**** Information given ****
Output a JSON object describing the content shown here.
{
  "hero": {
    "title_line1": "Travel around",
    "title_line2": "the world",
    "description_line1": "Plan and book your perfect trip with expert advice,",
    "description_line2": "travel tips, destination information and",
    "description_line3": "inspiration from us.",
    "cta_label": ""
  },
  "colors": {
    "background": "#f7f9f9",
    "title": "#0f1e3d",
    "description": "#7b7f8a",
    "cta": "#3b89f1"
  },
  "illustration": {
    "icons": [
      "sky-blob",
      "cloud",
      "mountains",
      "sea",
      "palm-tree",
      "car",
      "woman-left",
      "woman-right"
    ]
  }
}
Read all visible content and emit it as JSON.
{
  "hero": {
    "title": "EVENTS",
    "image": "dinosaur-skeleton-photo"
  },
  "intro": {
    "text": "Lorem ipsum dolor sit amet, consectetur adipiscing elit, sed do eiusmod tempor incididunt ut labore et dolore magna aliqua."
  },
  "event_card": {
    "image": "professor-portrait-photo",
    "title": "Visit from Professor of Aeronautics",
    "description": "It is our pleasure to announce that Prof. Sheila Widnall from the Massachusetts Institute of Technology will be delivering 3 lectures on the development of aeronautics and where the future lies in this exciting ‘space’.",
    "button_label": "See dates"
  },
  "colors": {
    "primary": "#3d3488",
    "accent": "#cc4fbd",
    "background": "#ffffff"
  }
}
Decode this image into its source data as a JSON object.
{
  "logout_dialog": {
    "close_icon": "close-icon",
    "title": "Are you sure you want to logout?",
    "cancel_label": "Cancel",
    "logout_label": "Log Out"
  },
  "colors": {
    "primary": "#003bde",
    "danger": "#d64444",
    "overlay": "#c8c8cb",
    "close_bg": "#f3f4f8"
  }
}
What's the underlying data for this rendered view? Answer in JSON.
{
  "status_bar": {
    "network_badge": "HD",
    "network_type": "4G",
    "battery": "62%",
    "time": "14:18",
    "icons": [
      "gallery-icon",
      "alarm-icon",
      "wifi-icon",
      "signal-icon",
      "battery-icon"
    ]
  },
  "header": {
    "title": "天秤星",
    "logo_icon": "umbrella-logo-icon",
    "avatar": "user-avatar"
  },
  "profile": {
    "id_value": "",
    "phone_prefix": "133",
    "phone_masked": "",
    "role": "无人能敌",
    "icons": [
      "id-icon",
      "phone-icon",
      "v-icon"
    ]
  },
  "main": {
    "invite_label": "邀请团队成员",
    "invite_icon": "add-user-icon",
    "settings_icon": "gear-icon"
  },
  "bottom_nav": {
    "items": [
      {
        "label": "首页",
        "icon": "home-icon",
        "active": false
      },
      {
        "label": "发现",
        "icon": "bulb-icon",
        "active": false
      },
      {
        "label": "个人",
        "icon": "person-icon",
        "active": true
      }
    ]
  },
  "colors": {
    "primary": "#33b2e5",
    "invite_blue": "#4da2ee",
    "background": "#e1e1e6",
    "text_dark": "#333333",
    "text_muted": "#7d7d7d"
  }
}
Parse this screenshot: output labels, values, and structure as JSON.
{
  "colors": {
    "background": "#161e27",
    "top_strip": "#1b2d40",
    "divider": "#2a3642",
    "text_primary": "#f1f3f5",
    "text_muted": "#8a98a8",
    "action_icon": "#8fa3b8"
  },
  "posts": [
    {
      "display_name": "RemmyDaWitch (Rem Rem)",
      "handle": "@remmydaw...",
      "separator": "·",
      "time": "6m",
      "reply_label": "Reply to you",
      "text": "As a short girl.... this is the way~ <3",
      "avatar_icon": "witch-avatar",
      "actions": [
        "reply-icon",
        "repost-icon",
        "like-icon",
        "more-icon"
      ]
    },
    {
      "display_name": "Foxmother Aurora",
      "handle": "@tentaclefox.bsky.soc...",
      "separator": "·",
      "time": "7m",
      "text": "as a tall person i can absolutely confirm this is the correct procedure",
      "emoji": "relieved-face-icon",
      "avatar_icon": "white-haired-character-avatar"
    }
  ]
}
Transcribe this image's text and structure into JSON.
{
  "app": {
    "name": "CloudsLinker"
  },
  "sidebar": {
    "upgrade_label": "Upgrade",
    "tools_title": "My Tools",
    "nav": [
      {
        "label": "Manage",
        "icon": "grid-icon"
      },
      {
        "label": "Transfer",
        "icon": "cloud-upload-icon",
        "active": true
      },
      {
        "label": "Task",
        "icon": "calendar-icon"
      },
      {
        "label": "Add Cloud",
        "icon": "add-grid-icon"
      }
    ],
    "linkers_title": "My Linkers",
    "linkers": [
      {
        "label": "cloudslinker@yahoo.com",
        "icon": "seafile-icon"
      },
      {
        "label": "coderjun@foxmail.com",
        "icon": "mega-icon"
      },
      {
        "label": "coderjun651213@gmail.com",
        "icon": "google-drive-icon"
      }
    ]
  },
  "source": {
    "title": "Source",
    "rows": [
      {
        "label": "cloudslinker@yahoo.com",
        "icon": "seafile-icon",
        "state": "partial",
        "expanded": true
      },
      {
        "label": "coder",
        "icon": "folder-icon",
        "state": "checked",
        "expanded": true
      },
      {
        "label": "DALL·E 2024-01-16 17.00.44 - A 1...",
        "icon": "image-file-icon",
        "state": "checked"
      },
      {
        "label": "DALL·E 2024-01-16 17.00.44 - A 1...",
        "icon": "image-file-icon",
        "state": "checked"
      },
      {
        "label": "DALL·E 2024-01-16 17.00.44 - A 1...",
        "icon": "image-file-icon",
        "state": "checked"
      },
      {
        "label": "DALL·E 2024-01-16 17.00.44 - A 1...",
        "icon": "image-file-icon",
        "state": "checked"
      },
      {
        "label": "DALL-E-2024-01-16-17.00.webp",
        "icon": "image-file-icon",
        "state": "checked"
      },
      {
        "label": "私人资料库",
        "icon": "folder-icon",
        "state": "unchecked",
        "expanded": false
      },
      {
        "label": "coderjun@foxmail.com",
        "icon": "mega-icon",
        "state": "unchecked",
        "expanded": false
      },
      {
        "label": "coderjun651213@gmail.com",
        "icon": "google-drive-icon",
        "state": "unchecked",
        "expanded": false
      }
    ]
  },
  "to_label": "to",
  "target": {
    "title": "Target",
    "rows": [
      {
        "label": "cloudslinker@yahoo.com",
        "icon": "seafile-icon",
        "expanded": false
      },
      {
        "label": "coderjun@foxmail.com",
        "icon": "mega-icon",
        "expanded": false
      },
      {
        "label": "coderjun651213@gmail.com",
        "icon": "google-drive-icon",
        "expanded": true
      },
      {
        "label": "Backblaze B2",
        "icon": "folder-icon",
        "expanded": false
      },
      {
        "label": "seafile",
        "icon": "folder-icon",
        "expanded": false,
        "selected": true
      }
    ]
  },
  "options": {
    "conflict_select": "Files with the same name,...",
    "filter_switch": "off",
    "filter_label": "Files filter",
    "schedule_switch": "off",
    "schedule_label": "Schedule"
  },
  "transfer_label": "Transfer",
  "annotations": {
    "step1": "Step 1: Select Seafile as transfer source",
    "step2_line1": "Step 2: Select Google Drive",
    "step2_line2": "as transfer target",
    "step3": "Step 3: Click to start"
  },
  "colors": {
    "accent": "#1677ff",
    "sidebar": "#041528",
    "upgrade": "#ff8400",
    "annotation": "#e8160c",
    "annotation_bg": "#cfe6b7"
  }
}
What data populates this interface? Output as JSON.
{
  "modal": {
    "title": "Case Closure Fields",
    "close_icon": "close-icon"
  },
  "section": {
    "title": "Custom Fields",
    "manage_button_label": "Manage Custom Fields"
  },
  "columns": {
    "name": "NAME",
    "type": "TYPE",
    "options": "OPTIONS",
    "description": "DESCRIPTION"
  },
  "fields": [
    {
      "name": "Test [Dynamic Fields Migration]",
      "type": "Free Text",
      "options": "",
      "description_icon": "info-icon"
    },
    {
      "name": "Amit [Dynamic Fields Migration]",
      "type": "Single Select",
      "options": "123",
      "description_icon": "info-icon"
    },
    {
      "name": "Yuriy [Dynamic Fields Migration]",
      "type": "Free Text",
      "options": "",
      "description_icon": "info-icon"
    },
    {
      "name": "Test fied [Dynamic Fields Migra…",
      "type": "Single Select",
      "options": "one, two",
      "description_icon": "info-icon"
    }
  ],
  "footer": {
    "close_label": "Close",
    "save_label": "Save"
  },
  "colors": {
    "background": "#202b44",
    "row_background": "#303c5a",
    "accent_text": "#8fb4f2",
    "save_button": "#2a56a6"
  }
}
****
Only a number is wanted: how many lines of the material above hold "options"?

6